• [GIVEN TASK]: Search the data for the string "title" and extract every line where it appears.

Collected data:
□ □ □ □
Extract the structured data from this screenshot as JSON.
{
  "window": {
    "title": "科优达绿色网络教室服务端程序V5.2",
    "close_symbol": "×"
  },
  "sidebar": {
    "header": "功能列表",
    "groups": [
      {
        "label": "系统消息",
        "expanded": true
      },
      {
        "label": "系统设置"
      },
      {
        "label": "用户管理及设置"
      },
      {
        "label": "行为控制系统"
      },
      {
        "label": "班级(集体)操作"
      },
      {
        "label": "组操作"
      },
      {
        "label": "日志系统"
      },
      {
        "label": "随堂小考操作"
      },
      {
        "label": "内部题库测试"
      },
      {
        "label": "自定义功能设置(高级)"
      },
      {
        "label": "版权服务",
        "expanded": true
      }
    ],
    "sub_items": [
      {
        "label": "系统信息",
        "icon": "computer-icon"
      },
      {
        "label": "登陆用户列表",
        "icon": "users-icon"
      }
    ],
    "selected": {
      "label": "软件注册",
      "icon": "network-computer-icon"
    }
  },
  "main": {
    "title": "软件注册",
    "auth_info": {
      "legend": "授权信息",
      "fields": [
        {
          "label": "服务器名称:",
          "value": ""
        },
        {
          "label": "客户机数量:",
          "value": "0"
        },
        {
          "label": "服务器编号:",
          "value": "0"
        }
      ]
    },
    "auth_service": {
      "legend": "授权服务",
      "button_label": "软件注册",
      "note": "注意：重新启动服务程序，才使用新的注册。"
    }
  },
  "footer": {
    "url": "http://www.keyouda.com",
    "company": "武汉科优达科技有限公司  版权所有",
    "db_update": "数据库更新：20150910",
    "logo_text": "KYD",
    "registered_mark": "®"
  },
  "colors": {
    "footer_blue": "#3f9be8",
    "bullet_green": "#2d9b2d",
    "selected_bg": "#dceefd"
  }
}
□ □ □ □
• [FINAL RESULT]:
    "title": "科优达绿色网络教室服务端程序V5.2",
    "title": "软件注册",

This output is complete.